[Extracted data entries]
***
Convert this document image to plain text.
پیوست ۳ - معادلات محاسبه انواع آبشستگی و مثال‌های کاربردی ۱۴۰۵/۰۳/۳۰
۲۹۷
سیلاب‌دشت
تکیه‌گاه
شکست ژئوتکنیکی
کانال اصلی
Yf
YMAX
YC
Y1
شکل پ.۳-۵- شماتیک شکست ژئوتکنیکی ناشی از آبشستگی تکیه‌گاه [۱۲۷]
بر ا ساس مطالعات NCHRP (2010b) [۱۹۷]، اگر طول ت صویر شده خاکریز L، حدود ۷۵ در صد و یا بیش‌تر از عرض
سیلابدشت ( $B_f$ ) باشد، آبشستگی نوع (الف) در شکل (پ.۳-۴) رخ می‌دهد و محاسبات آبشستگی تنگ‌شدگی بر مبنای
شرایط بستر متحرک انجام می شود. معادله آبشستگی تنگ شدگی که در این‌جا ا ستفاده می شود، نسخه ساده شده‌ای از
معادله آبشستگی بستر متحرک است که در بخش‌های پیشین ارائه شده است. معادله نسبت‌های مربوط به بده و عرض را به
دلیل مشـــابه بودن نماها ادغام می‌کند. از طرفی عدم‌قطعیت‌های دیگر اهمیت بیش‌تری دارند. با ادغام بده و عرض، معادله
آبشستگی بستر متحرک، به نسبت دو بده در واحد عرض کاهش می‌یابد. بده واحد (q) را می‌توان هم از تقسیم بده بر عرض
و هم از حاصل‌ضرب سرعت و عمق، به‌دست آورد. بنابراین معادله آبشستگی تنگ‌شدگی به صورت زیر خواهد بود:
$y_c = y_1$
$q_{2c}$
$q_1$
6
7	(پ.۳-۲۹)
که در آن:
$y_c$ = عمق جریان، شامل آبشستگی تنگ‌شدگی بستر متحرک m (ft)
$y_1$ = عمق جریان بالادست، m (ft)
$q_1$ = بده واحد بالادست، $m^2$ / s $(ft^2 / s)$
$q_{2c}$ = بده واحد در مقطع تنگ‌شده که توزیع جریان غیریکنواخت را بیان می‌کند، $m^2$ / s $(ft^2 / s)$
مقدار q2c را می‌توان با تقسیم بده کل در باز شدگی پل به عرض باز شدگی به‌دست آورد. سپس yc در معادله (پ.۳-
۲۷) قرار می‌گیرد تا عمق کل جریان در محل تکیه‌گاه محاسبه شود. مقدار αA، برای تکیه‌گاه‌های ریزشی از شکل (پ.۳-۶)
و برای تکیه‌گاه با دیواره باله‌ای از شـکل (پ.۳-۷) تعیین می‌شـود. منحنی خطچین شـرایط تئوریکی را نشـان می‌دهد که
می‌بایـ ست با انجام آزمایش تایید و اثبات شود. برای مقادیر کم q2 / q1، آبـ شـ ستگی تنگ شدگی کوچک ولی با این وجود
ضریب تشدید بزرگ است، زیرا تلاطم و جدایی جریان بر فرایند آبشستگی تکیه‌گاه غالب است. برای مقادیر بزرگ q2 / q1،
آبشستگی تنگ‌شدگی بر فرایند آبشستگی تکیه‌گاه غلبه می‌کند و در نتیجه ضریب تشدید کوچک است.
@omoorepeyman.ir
***
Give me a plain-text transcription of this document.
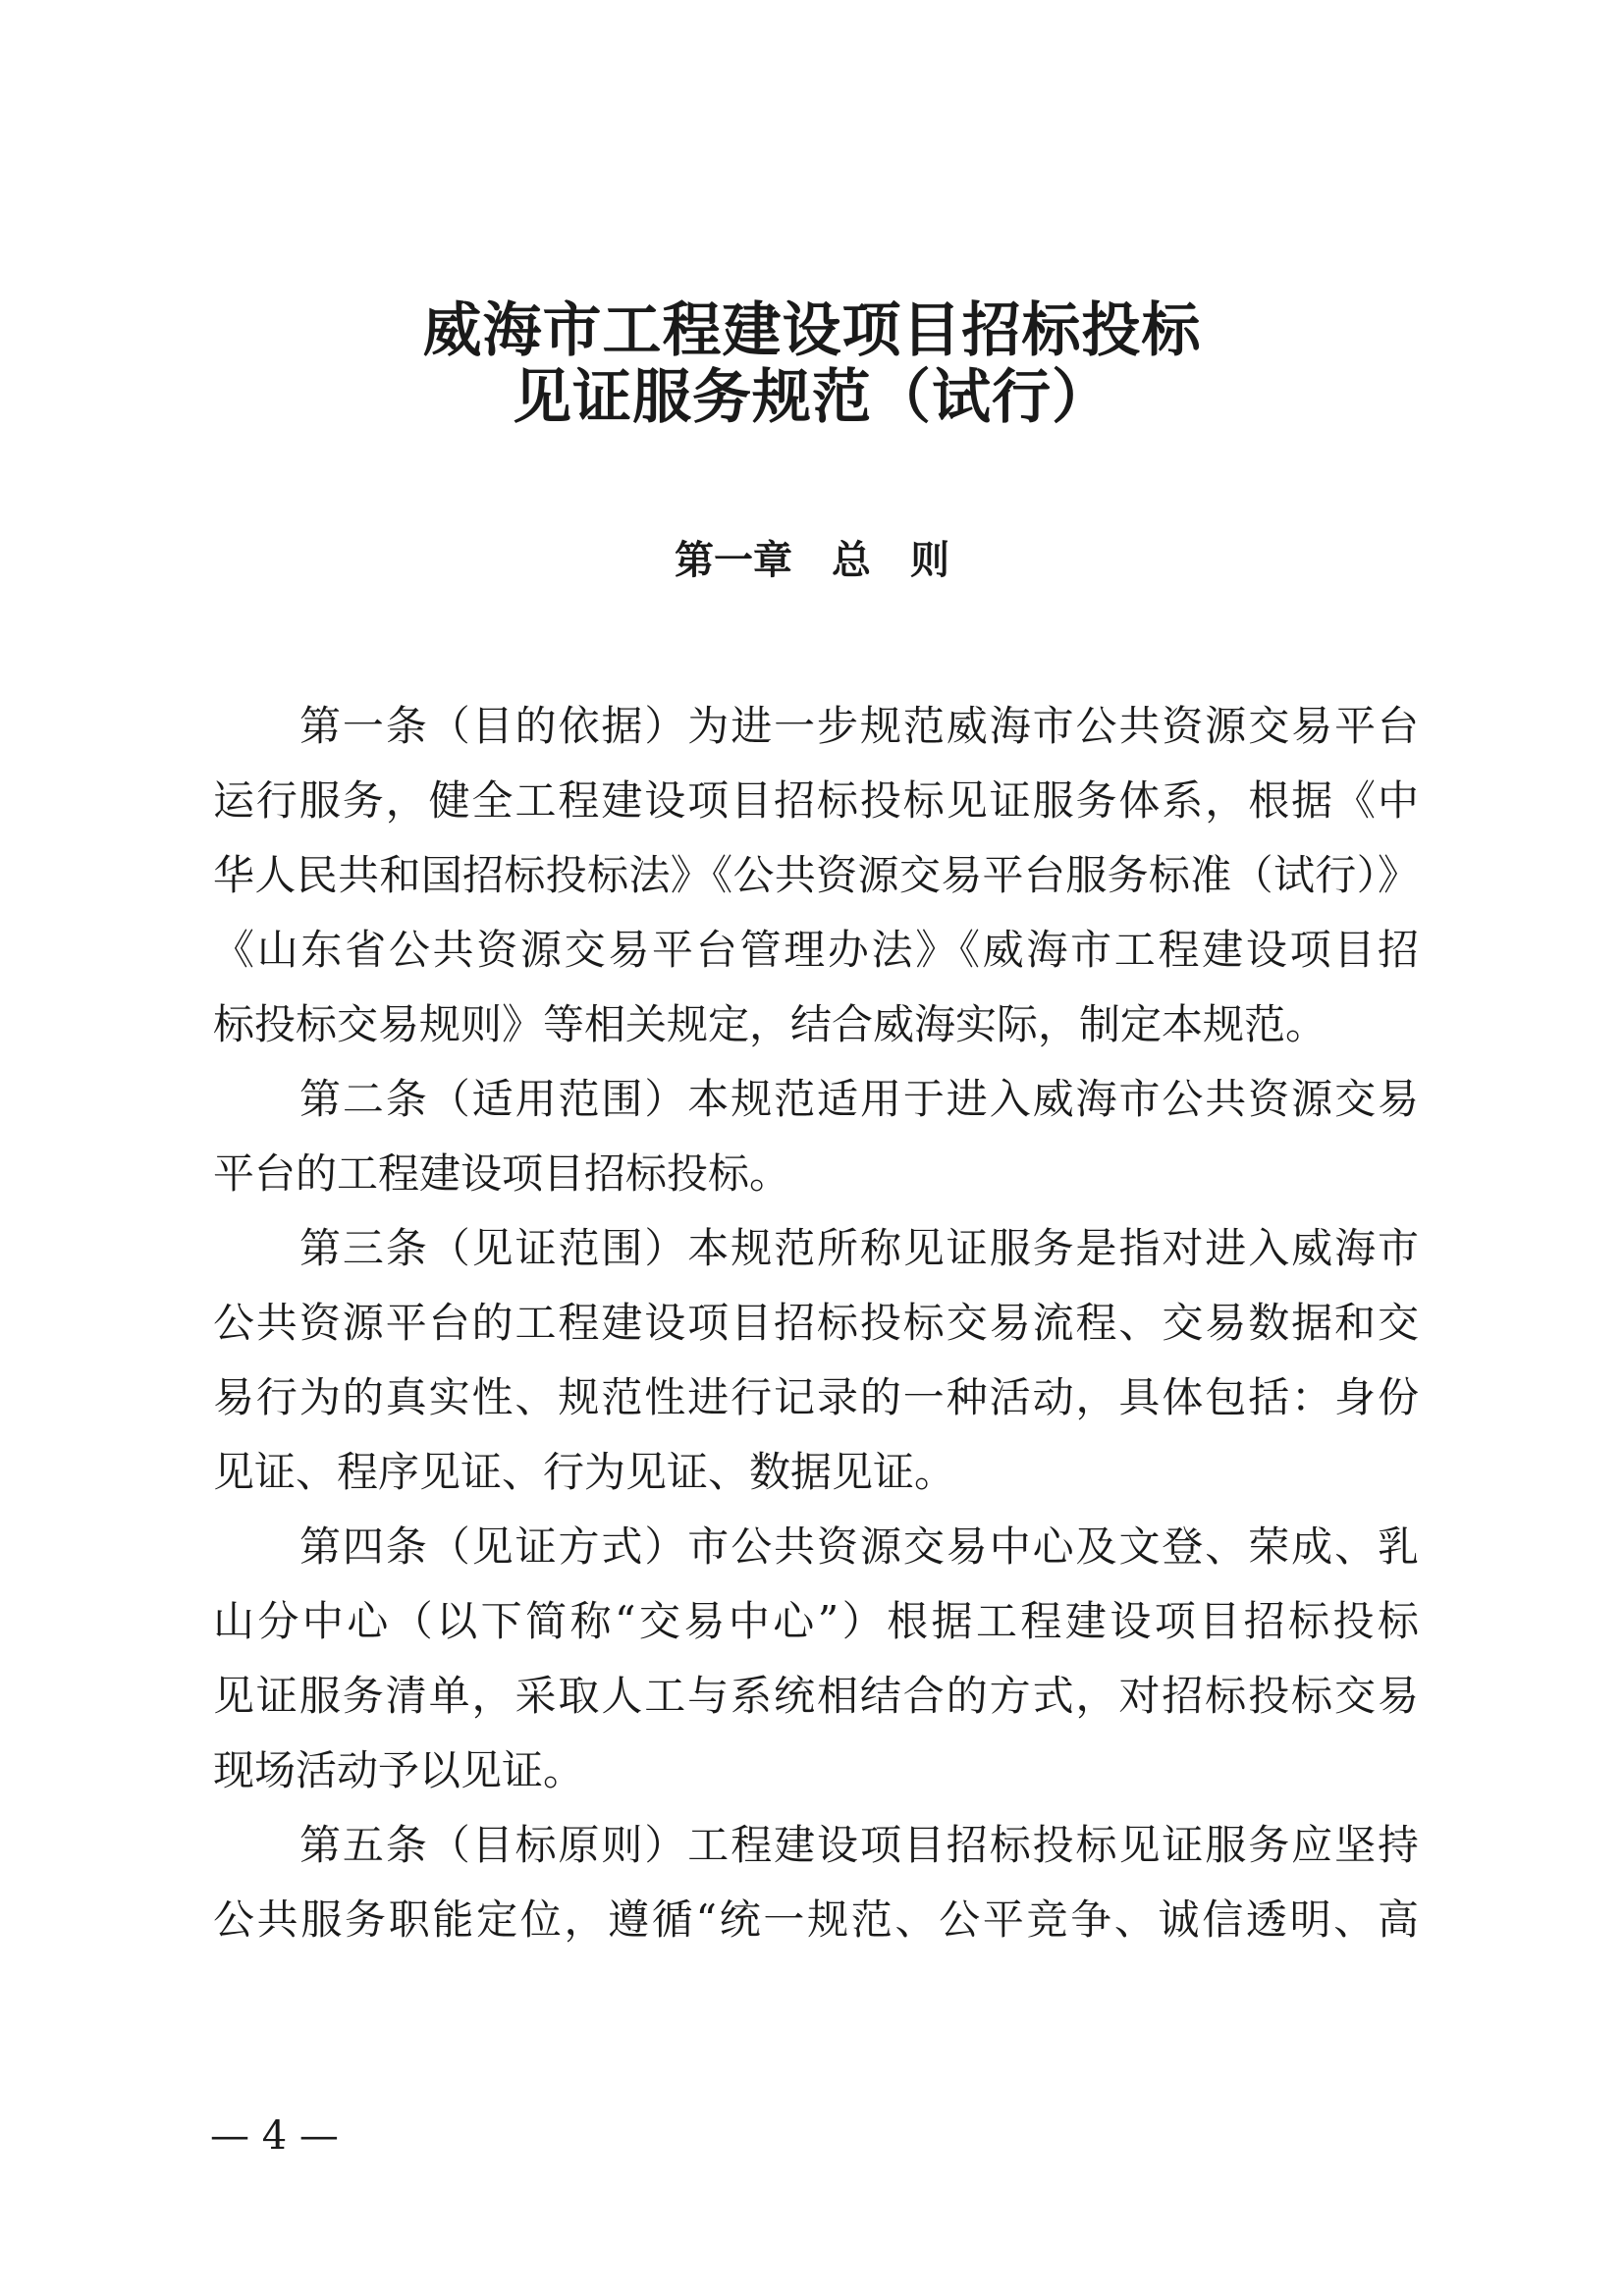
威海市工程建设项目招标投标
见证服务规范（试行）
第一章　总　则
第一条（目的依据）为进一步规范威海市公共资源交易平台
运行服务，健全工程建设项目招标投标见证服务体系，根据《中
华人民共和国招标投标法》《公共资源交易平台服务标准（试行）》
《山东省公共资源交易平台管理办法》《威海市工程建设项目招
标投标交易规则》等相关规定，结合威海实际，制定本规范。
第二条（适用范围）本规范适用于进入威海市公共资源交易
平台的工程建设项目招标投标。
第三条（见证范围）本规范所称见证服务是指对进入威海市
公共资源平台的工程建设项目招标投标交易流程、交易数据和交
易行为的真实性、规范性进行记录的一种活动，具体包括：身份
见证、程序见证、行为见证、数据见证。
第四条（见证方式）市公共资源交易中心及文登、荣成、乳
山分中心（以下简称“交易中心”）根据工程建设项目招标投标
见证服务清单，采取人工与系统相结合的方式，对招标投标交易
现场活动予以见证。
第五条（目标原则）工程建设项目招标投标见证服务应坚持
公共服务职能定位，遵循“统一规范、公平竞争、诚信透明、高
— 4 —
***
● **Work instructions**: For the entries above, state how many lines contain the word "تکیه". Provide the number by itself.

● **Exercise solution**: 6